Identify the lines that contain the word "nspending" and copy each one.
— START OF GIVEN DATA —
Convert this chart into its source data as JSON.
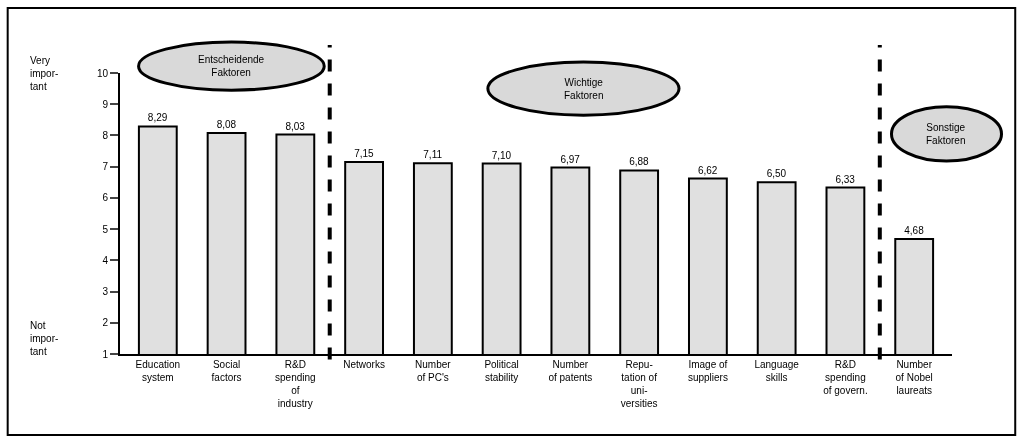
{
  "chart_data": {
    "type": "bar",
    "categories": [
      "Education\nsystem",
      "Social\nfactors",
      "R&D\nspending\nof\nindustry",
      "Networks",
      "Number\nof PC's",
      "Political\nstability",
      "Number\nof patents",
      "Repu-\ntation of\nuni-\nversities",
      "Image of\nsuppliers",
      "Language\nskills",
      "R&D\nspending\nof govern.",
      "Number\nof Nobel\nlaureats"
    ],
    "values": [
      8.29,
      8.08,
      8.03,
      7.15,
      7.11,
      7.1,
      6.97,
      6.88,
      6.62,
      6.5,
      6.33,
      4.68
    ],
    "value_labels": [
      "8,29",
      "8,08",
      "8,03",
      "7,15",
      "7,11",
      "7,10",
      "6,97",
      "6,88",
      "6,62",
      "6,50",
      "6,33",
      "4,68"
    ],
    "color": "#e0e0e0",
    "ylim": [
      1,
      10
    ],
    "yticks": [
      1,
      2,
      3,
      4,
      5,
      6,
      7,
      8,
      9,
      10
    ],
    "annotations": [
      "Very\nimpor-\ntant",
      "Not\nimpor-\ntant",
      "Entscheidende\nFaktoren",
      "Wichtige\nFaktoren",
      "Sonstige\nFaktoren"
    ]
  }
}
— END OF GIVEN DATA —
— START OF GIVEN DATA —
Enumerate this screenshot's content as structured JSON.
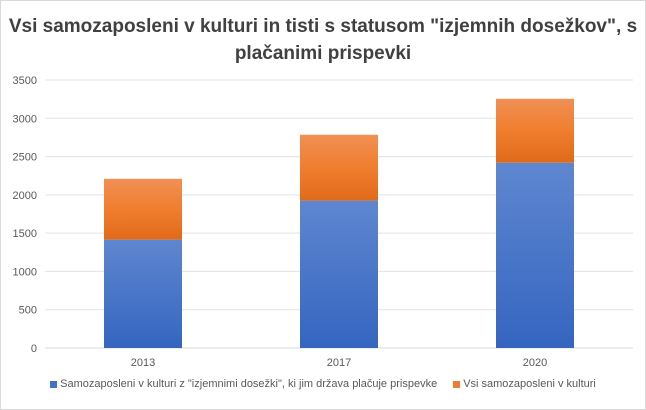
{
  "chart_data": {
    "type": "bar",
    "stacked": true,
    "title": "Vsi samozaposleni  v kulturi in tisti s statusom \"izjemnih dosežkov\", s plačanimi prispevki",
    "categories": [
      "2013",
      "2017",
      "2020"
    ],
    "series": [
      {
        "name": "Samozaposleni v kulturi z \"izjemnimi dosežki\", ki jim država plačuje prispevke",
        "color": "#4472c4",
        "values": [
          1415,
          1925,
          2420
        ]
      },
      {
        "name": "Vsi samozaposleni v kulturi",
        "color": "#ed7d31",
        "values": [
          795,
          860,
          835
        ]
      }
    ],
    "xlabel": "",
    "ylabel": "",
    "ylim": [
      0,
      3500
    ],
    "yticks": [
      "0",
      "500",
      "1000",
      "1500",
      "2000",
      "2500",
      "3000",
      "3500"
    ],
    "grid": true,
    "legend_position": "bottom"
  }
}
— END OF GIVEN DATA —
__THE ANSWER__:
      "R&D\nspending\nof\nindustry",
      "R&D\nspending\nof govern.",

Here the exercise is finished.